■ Stated exercise:
Look at each line of the records and count those with "para" in them. Please answer with the count alone.

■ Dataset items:
* Start *
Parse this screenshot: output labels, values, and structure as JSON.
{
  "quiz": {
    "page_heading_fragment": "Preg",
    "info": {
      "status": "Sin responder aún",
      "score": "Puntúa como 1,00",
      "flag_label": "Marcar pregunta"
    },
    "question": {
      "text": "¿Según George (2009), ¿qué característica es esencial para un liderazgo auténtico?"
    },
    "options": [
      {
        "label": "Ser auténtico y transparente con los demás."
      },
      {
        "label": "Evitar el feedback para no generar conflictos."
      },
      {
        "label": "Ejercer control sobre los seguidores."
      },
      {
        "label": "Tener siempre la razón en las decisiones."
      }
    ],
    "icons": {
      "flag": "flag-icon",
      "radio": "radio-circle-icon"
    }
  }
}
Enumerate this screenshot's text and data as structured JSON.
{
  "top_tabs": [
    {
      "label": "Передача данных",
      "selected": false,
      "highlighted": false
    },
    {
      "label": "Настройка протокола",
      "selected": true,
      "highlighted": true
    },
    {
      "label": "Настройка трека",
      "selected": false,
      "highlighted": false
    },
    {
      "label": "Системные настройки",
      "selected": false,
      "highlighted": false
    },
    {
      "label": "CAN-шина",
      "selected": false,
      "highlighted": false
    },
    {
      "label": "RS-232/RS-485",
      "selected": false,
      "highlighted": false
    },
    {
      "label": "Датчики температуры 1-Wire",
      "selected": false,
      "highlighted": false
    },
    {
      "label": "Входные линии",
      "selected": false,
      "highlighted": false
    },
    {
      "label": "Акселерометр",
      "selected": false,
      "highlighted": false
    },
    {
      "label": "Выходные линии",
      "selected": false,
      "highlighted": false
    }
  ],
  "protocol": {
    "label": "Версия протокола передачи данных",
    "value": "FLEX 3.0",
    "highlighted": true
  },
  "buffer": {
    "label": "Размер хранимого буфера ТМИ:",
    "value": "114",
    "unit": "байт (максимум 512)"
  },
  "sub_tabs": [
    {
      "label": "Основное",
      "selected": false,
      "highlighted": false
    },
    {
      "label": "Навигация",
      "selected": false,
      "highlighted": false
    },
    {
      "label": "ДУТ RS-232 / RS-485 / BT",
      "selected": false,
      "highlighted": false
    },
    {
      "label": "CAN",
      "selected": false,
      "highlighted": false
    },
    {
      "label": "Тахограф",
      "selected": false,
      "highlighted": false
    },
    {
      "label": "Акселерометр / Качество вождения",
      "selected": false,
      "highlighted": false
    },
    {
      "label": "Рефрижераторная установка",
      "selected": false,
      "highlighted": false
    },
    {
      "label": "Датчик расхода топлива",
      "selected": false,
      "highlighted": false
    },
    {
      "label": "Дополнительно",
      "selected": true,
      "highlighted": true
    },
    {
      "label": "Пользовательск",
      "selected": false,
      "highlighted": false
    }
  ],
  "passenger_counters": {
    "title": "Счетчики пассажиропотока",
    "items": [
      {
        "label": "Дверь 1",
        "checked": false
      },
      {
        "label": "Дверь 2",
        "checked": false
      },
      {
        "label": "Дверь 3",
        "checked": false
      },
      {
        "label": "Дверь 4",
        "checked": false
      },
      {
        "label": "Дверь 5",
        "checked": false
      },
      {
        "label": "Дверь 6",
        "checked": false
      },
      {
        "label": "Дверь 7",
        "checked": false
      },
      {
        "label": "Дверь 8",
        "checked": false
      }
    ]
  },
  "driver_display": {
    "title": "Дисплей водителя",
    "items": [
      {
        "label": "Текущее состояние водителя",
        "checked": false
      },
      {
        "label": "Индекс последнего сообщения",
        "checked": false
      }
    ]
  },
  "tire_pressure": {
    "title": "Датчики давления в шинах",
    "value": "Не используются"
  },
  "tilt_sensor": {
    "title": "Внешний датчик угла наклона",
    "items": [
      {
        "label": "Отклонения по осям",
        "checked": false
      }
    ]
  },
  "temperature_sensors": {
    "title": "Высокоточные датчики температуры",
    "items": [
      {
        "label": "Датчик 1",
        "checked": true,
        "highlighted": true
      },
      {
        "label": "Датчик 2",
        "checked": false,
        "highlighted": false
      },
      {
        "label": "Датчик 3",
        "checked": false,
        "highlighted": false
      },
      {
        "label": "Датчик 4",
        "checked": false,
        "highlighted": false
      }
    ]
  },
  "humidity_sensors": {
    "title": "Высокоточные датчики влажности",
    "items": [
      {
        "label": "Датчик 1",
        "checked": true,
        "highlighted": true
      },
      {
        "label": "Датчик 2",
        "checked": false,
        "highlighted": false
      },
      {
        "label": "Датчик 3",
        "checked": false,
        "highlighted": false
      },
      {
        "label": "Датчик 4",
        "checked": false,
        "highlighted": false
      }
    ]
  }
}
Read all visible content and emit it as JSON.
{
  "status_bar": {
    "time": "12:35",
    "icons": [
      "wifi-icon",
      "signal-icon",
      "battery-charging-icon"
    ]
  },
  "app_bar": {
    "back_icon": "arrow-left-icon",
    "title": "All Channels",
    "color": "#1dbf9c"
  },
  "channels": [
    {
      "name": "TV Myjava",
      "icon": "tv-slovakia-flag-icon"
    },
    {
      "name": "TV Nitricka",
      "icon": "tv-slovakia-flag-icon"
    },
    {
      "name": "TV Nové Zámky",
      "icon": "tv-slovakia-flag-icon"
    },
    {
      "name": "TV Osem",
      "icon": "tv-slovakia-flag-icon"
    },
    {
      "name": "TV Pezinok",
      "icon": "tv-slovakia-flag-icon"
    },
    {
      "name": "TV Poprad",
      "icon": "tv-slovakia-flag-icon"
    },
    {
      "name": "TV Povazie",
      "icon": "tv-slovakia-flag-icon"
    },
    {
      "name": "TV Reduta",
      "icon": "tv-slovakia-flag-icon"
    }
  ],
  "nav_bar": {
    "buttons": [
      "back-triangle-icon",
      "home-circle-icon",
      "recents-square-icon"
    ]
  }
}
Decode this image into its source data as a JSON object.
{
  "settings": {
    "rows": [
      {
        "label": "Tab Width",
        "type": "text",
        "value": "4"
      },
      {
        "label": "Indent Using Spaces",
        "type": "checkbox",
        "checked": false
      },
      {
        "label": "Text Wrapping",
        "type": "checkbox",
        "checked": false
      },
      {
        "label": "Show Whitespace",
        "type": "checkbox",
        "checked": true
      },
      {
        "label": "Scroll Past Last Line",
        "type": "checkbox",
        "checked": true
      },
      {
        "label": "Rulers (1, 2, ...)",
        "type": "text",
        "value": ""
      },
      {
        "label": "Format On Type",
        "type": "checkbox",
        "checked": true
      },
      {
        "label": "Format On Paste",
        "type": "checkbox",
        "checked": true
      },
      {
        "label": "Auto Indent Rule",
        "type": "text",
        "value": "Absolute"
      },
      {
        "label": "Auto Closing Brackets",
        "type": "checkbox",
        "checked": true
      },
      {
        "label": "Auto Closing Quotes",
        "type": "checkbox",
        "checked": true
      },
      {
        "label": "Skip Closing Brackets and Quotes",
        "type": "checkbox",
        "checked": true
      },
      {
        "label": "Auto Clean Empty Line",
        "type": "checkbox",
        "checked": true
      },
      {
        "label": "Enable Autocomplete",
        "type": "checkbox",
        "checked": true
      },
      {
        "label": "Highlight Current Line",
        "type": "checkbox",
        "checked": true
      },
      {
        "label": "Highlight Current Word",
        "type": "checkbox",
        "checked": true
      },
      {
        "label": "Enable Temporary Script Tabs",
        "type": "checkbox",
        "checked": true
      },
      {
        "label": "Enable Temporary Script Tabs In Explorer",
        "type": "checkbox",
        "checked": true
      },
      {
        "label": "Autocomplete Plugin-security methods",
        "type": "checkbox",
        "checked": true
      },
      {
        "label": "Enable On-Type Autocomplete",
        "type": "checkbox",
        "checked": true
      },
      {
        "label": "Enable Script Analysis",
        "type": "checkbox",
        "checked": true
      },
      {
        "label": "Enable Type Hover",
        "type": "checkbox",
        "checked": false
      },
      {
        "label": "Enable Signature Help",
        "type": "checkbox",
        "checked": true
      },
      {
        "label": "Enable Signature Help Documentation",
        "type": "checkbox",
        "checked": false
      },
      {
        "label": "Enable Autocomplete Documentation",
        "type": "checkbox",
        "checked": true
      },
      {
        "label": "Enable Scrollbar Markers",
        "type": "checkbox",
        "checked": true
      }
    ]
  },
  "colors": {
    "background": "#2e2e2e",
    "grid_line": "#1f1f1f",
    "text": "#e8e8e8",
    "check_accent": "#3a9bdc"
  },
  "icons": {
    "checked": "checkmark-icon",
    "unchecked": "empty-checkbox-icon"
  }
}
* End *
■ Answer for the task:
2